Almeda is within the Houston Independent School District (HISD). Almeda is within Trustee District IX, represented by Lawrence Marshall as of 2008.

Almeda Elementary School serves the area east of Almeda Road. As of 1998, 60% of the students were Hispanic and Latino. Since 1994 and as of 1998 the school used the "Success For All" reading program for its English language classes. For bilingual English-Spanish classes it uses "Exito Para Todos," the Spanish version. As of the same year, many parents have some English fluency, but take English classes four days per week in order to improve it. Residents east of Almeda Road are zoned to Audrey H. Lawson Middle School (formerly Dick Dowling Middle School). Residents west of Almeda Road, for K-8, are zoned to Billy Reagan K-8 School. Residents east of Almeda Road are zoned to Worthing High School. while residents west of Almeda Road are zoned to Madison High School.

The Almeda School District was established in 1893; students originally attended school in a barn and utilized hay stacks as desks. A white one room school building opened in 1894. The first permanent school in Almeda opened in 1901. In 1905 Almeda's school had one teacher and 31 students. State highway maps indicated two schools within one mile of Almeda in 1936. During that year the Almeda area became a part of HISD. In 1981 a new Almeda Elementary School campus opened. The current Almeda campus opened in February 2011. Until the fall of 2011, residents east of Almeda Road were zoned to Woodson K-8 School, while residents west of Almeda Road were zoned to Lawson Middle School. From fall 2011 to fall 2012, all students were zoned to Lawson Middle School. Prior to fall 2012, all students were zoned to Almeda Elementary School. Beginning in fall 2012 portions of the old Almeda Elementary and Lawson zones were rezoned to Reagan K-8.

=== Public libraries ===
Houston Public Library operates the Vinson Neighborhood Library at 3100 West Fuqua Street. The original facility had structural issues and leaks. In Fall 2009 the library moved to a new location away from the Almeda community. By December 2009 the former library facility was for sale.

== Parks and recreation ==
The City of Houston Parks and Recreation Department operates the Almeda Park and the Almeda Community Center at 14201 Almeda School Road. The community center includes a playground.

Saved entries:
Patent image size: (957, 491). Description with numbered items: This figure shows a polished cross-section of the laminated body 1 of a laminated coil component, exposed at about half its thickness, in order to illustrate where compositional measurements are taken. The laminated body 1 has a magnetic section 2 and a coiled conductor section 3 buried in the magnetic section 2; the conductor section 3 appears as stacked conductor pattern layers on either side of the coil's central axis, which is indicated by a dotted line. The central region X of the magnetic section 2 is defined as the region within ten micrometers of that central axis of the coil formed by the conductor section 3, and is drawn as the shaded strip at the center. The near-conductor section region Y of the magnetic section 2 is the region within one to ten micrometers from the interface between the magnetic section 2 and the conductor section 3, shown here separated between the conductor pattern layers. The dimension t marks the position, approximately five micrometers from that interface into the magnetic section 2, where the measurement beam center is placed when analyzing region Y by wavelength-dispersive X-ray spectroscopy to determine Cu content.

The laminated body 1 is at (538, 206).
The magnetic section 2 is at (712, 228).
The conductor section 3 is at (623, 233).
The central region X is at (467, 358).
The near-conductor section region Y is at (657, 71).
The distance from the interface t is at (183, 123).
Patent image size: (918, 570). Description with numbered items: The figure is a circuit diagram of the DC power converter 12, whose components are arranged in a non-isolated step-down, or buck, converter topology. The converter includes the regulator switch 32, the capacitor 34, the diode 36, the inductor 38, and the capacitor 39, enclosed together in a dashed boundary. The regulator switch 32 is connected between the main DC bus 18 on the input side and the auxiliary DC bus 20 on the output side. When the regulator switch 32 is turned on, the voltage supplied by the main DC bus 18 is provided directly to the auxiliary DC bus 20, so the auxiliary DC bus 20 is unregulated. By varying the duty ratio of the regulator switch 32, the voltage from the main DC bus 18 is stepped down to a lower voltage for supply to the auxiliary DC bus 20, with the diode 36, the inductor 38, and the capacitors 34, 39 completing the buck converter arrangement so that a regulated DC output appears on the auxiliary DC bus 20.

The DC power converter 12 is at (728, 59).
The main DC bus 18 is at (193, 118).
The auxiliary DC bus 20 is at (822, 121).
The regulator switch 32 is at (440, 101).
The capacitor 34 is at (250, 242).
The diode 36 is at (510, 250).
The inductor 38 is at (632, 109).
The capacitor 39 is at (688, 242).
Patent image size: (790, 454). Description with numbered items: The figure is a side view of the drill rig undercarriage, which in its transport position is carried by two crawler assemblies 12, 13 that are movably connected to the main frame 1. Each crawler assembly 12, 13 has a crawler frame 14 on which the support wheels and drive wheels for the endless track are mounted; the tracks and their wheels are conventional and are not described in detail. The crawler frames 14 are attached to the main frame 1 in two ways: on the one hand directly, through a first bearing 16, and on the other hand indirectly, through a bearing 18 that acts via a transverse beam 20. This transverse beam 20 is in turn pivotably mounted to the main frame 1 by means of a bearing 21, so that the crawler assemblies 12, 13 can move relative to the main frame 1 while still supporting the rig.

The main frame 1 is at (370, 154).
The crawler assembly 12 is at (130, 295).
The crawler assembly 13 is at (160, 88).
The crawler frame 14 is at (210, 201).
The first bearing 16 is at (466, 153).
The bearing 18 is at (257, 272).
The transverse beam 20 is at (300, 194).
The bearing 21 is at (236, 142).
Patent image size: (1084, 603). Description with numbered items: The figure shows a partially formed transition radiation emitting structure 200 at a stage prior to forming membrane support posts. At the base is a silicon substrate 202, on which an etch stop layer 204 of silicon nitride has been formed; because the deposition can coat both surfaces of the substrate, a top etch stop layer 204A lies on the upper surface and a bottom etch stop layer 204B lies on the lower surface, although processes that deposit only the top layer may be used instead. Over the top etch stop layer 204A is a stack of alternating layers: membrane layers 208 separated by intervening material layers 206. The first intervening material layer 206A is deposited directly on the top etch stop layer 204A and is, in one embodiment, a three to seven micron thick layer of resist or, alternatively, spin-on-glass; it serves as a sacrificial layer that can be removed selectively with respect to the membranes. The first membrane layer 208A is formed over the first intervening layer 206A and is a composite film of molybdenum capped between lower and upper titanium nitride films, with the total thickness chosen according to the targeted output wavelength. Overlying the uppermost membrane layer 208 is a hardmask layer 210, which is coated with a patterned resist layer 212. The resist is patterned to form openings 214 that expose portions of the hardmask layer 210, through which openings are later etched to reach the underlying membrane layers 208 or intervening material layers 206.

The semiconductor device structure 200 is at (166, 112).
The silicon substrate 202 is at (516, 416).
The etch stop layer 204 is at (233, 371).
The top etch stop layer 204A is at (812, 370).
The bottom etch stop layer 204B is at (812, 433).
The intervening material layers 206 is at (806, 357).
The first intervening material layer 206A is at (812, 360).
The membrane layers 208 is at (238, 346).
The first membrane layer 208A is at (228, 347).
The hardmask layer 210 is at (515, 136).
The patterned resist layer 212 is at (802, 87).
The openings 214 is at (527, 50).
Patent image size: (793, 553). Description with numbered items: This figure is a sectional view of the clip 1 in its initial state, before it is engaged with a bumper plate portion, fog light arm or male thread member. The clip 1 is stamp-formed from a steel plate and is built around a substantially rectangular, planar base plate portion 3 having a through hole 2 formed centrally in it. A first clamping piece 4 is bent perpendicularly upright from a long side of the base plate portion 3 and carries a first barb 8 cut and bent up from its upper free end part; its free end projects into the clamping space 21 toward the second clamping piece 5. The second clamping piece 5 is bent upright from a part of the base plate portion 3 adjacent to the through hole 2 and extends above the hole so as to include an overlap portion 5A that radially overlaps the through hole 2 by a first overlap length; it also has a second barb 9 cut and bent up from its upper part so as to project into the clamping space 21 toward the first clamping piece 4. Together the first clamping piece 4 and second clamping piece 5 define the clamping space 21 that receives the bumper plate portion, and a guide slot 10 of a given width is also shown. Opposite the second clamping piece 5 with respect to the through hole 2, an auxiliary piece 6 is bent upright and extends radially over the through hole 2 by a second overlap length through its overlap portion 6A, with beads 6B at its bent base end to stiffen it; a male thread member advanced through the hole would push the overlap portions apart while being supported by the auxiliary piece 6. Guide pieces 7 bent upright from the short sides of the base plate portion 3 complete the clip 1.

▶ **TASK DESCRIPTION**:
Please answer these questions from the text about Almeda:
(a) Who represented Trustee District IX as of 2008?
(b) In what year was the Almeda School District established?
(c) At what address does the Vinson Neighborhood Library operate?
The saved entries come from a separate source, not from the text about Almeda.

▶ **TASK ANSWER**:
(a) Lawrence Marshall
(b) 1893
(c) 3100 West Fuqua Street